Task objective
Using the article about the shooting at the VA Medical Center, decide whether each statement agrees with it, and back each yes or no with the deciding words quoted from the article. (a) Gaines was cleaning patient rooms when the shooting began. (b) Gaines was the only person shot in the emergency room. (c) Gaines's request for worker's compensation was approved last month.

[Source document]

When a distraught patient opened fire at the VA Medical Center in February, Albert Gaines’ long ago military training kicked into gear.
“When I saw the arm come up, I knew what was next, pow, pow, pow,” said Gaines, who was doing his job, cleaning patient rooms, when gunfire erupted. “I hit the deck to minimize the target.”
Now, three months after what his bosses at the hospital call “the active shooter incident,”the 65-year-old Riviera Beach man still feels like a target is on him.
Although the U.S. Marine Corps veteran was one of two people who were shot in the emergency room, he said he can’t get officials to understand either his physical pain or his psychological trauma.
His request for worker’s compensation was denied last month. While he is appealing the decision, in the meantime, he will continue to live without a paycheck.
“I took one for the team, but this is the way your team treats you,” said Gaines, who has worked in housekeeping at the Riviera Beach hospital since 2016. “People can’t believe what I’ve gone through.”

[/Source document]
[Dataset content]

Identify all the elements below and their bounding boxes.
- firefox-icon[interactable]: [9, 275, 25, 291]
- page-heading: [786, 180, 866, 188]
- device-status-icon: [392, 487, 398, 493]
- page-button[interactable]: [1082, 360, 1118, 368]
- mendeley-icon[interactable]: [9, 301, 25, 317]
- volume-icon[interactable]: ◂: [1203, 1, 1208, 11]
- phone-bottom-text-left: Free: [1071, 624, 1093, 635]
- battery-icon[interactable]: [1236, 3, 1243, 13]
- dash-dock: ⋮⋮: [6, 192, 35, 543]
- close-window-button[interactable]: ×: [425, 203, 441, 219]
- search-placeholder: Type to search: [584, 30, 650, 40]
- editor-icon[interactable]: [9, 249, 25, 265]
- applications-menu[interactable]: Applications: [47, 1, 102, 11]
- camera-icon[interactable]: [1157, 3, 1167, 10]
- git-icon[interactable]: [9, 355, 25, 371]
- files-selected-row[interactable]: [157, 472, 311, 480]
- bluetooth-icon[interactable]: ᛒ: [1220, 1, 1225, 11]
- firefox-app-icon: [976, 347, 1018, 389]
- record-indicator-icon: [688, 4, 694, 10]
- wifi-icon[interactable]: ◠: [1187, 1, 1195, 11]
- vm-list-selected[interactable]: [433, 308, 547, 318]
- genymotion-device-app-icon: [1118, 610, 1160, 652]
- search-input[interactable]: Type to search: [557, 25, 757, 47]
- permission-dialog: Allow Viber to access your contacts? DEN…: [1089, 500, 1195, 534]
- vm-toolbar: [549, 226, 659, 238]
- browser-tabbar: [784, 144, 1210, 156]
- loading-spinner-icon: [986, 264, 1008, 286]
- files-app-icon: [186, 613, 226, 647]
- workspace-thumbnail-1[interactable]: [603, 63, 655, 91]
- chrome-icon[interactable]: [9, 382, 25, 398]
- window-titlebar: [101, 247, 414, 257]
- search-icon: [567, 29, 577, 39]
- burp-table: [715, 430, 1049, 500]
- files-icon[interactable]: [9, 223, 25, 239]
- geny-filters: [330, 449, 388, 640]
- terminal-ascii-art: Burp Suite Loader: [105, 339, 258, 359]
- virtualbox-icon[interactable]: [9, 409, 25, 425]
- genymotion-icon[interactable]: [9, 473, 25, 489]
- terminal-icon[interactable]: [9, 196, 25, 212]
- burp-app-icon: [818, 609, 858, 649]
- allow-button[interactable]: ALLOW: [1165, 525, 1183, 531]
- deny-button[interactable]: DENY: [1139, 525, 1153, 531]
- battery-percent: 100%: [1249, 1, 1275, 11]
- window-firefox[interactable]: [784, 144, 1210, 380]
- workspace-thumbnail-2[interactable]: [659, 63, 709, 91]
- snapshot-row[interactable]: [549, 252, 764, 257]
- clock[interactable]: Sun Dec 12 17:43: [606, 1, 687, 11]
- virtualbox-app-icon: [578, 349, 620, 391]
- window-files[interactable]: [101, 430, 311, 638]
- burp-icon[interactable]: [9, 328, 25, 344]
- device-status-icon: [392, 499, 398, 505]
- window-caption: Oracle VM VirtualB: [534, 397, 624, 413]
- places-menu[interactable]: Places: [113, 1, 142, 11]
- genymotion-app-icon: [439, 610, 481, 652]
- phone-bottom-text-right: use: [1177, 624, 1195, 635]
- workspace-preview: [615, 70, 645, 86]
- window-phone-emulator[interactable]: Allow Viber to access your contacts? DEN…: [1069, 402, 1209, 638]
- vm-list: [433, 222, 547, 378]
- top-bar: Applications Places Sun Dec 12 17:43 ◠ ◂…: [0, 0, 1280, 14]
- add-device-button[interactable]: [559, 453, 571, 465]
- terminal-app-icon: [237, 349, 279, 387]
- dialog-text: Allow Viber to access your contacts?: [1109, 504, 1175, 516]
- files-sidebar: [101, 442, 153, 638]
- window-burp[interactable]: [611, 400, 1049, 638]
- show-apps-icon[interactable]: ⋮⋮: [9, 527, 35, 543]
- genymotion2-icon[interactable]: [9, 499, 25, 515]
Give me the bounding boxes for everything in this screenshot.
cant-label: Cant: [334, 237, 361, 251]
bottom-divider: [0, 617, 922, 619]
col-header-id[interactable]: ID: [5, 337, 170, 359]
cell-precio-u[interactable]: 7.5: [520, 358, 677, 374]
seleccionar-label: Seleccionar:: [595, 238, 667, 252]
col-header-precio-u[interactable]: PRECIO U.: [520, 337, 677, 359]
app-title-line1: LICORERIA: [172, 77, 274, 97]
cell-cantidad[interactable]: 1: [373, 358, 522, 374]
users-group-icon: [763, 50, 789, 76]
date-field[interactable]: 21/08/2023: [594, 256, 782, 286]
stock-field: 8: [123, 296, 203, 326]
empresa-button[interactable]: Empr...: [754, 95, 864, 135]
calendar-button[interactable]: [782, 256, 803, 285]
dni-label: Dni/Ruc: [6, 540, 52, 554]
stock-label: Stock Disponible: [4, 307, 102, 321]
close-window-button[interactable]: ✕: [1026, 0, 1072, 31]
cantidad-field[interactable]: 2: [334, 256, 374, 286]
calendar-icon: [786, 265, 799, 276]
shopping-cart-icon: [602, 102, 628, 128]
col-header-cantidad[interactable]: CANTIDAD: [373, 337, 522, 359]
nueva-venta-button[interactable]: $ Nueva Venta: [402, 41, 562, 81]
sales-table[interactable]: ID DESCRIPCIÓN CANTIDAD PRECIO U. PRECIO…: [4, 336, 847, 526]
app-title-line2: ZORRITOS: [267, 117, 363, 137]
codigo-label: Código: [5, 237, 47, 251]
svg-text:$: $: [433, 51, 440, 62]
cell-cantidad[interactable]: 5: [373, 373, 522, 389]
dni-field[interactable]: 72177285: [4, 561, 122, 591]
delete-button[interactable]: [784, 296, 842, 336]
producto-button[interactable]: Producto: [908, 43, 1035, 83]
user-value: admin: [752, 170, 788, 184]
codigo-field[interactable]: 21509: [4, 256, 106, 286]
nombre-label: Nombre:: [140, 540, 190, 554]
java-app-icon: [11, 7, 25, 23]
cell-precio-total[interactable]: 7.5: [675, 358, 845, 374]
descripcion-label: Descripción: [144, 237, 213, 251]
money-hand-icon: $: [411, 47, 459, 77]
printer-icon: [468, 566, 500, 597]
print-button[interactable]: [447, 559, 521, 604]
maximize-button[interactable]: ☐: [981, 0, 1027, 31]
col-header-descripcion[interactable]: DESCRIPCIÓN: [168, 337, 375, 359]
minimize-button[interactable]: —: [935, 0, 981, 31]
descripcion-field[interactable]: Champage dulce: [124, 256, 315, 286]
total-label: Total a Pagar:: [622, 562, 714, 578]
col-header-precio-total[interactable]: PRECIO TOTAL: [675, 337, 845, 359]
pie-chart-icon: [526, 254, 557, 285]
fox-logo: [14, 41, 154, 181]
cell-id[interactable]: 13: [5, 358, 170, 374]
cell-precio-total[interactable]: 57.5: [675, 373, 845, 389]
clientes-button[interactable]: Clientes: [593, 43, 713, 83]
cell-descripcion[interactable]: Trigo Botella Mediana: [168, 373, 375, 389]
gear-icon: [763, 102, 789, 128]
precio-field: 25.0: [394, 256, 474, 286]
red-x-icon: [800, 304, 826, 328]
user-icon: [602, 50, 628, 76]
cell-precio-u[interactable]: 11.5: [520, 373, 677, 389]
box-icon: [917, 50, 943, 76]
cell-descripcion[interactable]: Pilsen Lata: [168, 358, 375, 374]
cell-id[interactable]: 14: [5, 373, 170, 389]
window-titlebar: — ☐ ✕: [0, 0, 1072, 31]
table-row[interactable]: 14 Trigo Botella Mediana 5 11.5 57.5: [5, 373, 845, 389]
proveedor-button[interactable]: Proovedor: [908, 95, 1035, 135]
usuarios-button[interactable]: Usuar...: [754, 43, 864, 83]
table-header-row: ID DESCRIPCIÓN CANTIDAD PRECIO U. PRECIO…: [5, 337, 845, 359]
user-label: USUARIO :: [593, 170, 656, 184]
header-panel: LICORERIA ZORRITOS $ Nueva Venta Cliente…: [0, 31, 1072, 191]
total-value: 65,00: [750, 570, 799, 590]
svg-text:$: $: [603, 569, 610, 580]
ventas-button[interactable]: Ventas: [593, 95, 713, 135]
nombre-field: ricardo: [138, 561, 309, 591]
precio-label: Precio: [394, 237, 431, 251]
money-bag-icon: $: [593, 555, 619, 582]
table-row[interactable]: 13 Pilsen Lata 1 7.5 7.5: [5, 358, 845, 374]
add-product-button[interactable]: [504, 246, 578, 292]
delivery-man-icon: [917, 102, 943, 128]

[/Dataset content]

Completed task
(a) Yes: "who was doing his job, cleaning patient rooms, when gunfire erupted"
(b) No: "was one of two people who were shot in the emergency room"
(c) No: "His request for worker’s compensation was denied last month."